> Objective: State the number of lines that contain the word "Exercice", and add nothing else.

Saved entries:
──────────────────────────────

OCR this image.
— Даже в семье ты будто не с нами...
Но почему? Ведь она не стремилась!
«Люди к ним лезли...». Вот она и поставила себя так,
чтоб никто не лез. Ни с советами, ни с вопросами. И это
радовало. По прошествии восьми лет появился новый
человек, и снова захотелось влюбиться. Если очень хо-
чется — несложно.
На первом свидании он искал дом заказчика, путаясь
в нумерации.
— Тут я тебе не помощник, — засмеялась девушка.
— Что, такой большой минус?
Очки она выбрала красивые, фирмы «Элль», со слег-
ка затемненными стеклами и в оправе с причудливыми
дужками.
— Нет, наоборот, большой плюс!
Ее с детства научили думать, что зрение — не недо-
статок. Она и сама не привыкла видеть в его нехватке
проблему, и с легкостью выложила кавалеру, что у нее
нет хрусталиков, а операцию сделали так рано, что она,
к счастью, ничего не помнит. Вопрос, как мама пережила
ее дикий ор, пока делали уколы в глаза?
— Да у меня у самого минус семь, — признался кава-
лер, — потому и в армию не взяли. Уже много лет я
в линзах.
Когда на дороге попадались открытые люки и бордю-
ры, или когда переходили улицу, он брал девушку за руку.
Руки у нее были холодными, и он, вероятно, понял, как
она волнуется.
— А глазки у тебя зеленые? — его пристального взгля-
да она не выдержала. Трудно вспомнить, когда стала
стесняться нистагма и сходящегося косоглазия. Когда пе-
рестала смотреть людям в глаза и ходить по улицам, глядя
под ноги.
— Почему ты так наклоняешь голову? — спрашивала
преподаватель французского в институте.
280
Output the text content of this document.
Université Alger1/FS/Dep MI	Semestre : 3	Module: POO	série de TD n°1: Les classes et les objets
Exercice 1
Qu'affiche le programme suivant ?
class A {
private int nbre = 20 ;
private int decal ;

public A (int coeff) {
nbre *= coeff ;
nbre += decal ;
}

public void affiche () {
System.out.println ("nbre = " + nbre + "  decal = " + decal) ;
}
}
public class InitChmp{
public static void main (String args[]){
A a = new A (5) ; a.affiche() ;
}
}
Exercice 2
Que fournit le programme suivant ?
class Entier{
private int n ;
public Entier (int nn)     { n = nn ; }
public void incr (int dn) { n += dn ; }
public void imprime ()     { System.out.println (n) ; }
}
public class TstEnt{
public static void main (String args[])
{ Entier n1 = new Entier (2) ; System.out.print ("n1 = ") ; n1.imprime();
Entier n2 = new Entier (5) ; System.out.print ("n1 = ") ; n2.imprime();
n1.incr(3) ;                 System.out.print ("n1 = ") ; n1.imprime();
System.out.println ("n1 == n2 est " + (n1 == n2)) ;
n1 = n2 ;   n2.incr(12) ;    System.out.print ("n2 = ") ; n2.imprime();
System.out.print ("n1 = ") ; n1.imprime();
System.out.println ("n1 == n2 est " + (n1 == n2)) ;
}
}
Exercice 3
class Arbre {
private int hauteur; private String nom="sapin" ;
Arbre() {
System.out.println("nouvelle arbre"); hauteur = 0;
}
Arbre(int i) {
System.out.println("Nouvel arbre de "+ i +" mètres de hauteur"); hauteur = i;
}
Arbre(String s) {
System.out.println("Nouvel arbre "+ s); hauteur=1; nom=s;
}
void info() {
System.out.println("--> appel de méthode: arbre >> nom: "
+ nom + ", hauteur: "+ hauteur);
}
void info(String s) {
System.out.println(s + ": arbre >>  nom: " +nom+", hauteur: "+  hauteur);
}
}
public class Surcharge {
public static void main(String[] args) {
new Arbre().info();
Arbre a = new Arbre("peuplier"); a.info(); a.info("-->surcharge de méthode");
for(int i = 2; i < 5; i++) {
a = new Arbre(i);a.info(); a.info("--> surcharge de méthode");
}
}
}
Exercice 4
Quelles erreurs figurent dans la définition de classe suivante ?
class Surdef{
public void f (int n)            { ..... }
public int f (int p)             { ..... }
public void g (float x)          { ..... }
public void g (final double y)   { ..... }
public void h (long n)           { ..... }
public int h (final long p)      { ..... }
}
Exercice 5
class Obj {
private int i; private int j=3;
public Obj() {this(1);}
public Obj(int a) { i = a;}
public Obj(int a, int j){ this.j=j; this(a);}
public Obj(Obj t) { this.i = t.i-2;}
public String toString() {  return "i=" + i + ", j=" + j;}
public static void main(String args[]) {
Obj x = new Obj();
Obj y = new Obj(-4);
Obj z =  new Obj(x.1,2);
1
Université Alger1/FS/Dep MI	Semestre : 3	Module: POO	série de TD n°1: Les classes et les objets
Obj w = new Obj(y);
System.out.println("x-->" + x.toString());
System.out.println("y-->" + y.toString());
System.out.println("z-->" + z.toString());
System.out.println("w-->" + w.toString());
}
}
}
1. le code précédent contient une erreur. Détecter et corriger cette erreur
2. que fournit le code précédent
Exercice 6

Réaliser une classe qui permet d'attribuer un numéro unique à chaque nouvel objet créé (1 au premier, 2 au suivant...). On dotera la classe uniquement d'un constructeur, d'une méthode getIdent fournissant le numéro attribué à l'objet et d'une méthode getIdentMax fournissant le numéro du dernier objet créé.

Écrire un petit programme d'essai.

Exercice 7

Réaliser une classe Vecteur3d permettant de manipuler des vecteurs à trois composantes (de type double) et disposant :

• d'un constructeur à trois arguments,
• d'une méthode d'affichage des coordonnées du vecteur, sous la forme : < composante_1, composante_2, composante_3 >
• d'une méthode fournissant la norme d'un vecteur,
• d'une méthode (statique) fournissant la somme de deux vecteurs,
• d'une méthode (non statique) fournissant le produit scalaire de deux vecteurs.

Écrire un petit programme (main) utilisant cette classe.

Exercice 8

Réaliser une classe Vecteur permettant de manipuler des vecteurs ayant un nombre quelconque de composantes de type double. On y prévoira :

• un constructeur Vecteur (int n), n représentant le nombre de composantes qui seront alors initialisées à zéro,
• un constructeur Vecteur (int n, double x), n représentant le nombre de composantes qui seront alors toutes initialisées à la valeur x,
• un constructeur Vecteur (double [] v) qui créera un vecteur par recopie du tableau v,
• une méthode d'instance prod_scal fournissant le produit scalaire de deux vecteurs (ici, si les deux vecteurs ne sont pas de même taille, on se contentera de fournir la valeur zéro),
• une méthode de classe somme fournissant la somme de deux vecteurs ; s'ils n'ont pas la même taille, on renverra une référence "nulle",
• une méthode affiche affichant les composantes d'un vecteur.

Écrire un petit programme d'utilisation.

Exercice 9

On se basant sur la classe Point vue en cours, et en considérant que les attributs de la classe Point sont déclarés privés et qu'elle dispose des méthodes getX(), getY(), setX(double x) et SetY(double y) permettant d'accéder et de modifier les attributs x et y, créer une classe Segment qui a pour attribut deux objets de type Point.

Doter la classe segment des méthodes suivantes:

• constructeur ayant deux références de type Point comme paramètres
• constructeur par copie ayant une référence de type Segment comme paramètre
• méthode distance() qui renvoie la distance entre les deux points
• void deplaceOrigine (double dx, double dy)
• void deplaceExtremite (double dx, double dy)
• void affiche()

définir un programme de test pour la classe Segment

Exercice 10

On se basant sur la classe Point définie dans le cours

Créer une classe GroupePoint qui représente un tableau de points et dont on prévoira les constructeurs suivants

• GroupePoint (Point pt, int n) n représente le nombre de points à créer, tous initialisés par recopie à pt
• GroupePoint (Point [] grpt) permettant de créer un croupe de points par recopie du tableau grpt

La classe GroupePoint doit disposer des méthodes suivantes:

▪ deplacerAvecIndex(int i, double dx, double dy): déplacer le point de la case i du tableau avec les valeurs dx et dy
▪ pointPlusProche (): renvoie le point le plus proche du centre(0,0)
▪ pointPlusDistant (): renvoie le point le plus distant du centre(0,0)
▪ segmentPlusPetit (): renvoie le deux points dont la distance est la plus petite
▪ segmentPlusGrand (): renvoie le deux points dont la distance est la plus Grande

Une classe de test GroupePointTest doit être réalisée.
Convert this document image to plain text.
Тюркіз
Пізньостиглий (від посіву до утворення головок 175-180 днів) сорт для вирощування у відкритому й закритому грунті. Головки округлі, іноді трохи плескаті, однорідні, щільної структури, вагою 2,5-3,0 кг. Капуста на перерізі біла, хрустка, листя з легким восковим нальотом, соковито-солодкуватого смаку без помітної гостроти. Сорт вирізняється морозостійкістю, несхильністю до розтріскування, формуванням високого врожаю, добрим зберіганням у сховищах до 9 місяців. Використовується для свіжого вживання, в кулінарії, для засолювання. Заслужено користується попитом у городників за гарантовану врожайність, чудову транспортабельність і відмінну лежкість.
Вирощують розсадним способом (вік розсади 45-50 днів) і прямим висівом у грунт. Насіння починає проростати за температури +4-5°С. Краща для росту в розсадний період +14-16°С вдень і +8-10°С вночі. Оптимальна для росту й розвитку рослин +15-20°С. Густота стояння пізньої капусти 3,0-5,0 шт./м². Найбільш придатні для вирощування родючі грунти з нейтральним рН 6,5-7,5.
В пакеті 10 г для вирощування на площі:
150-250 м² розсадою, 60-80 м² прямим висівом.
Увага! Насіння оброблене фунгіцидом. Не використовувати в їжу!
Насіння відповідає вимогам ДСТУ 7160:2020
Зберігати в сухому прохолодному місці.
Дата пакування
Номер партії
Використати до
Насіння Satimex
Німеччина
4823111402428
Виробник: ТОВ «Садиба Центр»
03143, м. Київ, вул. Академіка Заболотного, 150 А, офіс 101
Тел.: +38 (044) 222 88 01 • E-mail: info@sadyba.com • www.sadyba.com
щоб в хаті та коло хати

──────────────────────────────

> Solved exercise: 10